Part of a data file
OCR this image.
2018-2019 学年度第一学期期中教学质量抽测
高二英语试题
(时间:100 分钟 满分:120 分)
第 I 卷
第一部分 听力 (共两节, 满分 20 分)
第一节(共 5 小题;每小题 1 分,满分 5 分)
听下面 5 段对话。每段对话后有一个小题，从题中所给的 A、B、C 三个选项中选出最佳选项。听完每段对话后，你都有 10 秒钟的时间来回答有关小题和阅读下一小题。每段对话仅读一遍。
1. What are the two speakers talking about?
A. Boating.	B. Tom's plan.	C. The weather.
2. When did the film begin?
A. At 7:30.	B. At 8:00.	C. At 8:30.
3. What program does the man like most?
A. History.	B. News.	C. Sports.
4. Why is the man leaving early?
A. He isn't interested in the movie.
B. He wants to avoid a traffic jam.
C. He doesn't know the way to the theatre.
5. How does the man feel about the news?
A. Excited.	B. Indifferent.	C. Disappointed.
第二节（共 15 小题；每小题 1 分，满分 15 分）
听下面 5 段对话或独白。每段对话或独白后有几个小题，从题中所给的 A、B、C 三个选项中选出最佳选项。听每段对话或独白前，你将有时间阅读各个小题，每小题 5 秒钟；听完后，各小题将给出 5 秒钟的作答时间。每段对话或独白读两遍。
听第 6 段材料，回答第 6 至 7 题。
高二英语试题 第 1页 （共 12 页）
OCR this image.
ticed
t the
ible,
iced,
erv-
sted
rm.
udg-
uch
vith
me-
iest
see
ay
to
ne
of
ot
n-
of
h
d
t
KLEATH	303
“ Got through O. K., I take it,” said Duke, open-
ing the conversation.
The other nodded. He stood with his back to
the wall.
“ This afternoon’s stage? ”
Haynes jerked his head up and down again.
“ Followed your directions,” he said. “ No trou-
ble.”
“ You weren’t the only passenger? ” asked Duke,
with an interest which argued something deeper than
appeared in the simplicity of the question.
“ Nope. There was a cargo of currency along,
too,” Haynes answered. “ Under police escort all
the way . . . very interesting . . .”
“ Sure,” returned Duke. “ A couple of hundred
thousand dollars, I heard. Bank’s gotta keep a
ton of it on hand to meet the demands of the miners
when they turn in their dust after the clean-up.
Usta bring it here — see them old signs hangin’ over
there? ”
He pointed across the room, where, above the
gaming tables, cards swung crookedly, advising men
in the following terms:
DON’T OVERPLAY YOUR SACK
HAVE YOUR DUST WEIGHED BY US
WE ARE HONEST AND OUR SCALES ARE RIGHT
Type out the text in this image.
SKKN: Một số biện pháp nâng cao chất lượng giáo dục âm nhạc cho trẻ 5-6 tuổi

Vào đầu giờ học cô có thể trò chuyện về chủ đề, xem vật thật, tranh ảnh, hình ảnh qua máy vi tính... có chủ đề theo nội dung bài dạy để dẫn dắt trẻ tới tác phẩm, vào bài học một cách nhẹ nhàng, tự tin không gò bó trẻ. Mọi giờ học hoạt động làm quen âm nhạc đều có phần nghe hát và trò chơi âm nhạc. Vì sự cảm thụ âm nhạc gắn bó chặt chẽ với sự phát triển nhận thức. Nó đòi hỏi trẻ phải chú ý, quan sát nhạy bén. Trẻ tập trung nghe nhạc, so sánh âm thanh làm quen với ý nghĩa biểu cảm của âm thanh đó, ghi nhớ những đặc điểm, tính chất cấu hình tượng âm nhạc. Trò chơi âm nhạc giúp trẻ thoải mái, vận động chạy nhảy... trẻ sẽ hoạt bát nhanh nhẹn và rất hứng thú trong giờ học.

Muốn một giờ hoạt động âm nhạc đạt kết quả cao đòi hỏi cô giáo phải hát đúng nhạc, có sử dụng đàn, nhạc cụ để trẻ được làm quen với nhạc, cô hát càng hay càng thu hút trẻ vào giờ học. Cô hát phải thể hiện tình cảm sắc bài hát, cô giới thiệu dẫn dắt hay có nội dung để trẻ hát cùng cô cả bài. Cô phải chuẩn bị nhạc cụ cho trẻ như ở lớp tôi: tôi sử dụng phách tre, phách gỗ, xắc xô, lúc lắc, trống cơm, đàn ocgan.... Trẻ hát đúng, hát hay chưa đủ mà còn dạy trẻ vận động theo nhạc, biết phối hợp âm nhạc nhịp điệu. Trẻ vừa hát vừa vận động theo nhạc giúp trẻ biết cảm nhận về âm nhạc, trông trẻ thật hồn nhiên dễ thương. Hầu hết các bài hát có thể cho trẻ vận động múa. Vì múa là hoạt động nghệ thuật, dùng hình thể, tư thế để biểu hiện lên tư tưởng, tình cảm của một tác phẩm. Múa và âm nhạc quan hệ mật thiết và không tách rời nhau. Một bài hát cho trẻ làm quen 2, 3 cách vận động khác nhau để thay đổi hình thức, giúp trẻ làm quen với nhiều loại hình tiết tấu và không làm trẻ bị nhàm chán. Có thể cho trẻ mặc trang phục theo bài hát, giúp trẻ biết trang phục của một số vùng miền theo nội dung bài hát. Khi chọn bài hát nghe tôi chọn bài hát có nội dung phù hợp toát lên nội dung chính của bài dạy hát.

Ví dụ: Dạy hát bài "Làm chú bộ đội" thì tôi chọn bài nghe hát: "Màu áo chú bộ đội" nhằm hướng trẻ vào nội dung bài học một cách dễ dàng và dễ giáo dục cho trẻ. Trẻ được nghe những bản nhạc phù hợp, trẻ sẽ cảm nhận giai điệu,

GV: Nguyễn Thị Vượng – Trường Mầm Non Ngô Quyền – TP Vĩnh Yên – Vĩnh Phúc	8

▸ **PROBLEM REQUIREMENTS**
Write the listing out again, exactly as it reads.

▸ **RESPONSE TO THE EXERCISE**
OCR this image.
2018-2019 学年度第一学期期中教学质量抽测
高二英语试题
(时间:100 分钟 满分:120 分)
第 I 卷
第一部分 听力 (共两节, 满分 20 分)
第一节(共 5 小题;每小题 1 分,满分 5 分)
听下面 5 段对话。每段对话后有一个小题，从题中所给的 A、B、C 三个选项中选出最佳选项。听完每段对话后，你都有 10 秒钟的时间来回答有关小题和阅读下一小题。每段对话仅读一遍。
1. What are the two speakers talking about?
A. Boating.	B. Tom's plan.	C. The weather.
2. When did the film begin?
A. At 7:30.	B. At 8:00.	C. At 8:30.
3. What program does the man like most?
A. History.	B. News.	C. Sports.
4. Why is the man leaving early?
A. He isn't interested in the movie.
B. He wants to avoid a traffic jam.
C. He doesn't know the way to the theatre.
5. How does the man feel about the news?
A. Excited.	B. Indifferent.	C. Disappointed.
第二节（共 15 小题；每小题 1 分，满分 15 分）
听下面 5 段对话或独白。每段对话或独白后有几个小题，从题中所给的 A、B、C 三个选项中选出最佳选项。听每段对话或独白前，你将有时间阅读各个小题，每小题 5 秒钟；听完后，各小题将给出 5 秒钟的作答时间。每段对话或独白读两遍。
听第 6 段材料，回答第 6 至 7 题。
高二英语试题 第 1页 （共 12 页）
OCR this image.
ticed
t the
ible,
iced,
erv-
sted
rm.
udg-
uch
vith
me-
iest
see
ay
to
ne
of
ot
n-
of
h
d
t
KLEATH	303
“ Got through O. K., I take it,” said Duke, open-
ing the conversation.
The other nodded. He stood with his back to
the wall.
“ This afternoon’s stage? ”
Haynes jerked his head up and down again.
“ Followed your directions,” he said. “ No trou-
ble.”
“ You weren’t the only passenger? ” asked Duke,
with an interest which argued something deeper than
appeared in the simplicity of the question.
“ Nope. There was a cargo of currency along,
too,” Haynes answered. “ Under police escort all
the way . . . very interesting . . .”
“ Sure,” returned Duke. “ A couple of hundred
thousand dollars, I heard. Bank’s gotta keep a
ton of it on hand to meet the demands of the miners
when they turn in their dust after the clean-up.
Usta bring it here — see them old signs hangin’ over
there? ”
He pointed across the room, where, above the
gaming tables, cards swung crookedly, advising men
in the following terms:
DON’T OVERPLAY YOUR SACK
HAVE YOUR DUST WEIGHED BY US
WE ARE HONEST AND OUR SCALES ARE RIGHT
Type out the text in this image.
SKKN: Một số biện pháp nâng cao chất lượng giáo dục âm nhạc cho trẻ 5-6 tuổi

Vào đầu giờ học cô có thể trò chuyện về chủ đề, xem vật thật, tranh ảnh, hình ảnh qua máy vi tính... có chủ đề theo nội dung bài dạy để dẫn dắt trẻ tới tác phẩm, vào bài học một cách nhẹ nhàng, tự tin không gò bó trẻ. Mọi giờ học hoạt động làm quen âm nhạc đều có phần nghe hát và trò chơi âm nhạc. Vì sự cảm thụ âm nhạc gắn bó chặt chẽ với sự phát triển nhận thức. Nó đòi hỏi trẻ phải chú ý, quan sát nhạy bén. Trẻ tập trung nghe nhạc, so sánh âm thanh làm quen với ý nghĩa biểu cảm của âm thanh đó, ghi nhớ những đặc điểm, tính chất cấu hình tượng âm nhạc. Trò chơi âm nhạc giúp trẻ thoải mái, vận động chạy nhảy... trẻ sẽ hoạt bát nhanh nhẹn và rất hứng thú trong giờ học.

Muốn một giờ hoạt động âm nhạc đạt kết quả cao đòi hỏi cô giáo phải hát đúng nhạc, có sử dụng đàn, nhạc cụ để trẻ được làm quen với nhạc, cô hát càng hay càng thu hút trẻ vào giờ học. Cô hát phải thể hiện tình cảm sắc bài hát, cô giới thiệu dẫn dắt hay có nội dung để trẻ hát cùng cô cả bài. Cô phải chuẩn bị nhạc cụ cho trẻ như ở lớp tôi: tôi sử dụng phách tre, phách gỗ, xắc xô, lúc lắc, trống cơm, đàn ocgan.... Trẻ hát đúng, hát hay chưa đủ mà còn dạy trẻ vận động theo nhạc, biết phối hợp âm nhạc nhịp điệu. Trẻ vừa hát vừa vận động theo nhạc giúp trẻ biết cảm nhận về âm nhạc, trông trẻ thật hồn nhiên dễ thương. Hầu hết các bài hát có thể cho trẻ vận động múa. Vì múa là hoạt động nghệ thuật, dùng hình thể, tư thế để biểu hiện lên tư tưởng, tình cảm của một tác phẩm. Múa và âm nhạc quan hệ mật thiết và không tách rời nhau. Một bài hát cho trẻ làm quen 2, 3 cách vận động khác nhau để thay đổi hình thức, giúp trẻ làm quen với nhiều loại hình tiết tấu và không làm trẻ bị nhàm chán. Có thể cho trẻ mặc trang phục theo bài hát, giúp trẻ biết trang phục của một số vùng miền theo nội dung bài hát. Khi chọn bài hát nghe tôi chọn bài hát có nội dung phù hợp toát lên nội dung chính của bài dạy hát.

Ví dụ: Dạy hát bài "Làm chú bộ đội" thì tôi chọn bài nghe hát: "Màu áo chú bộ đội" nhằm hướng trẻ vào nội dung bài học một cách dễ dàng và dễ giáo dục cho trẻ. Trẻ được nghe những bản nhạc phù hợp, trẻ sẽ cảm nhận giai điệu,

GV: Nguyễn Thị Vượng – Trường Mầm Non Ngô Quyền – TP Vĩnh Yên – Vĩnh Phúc	8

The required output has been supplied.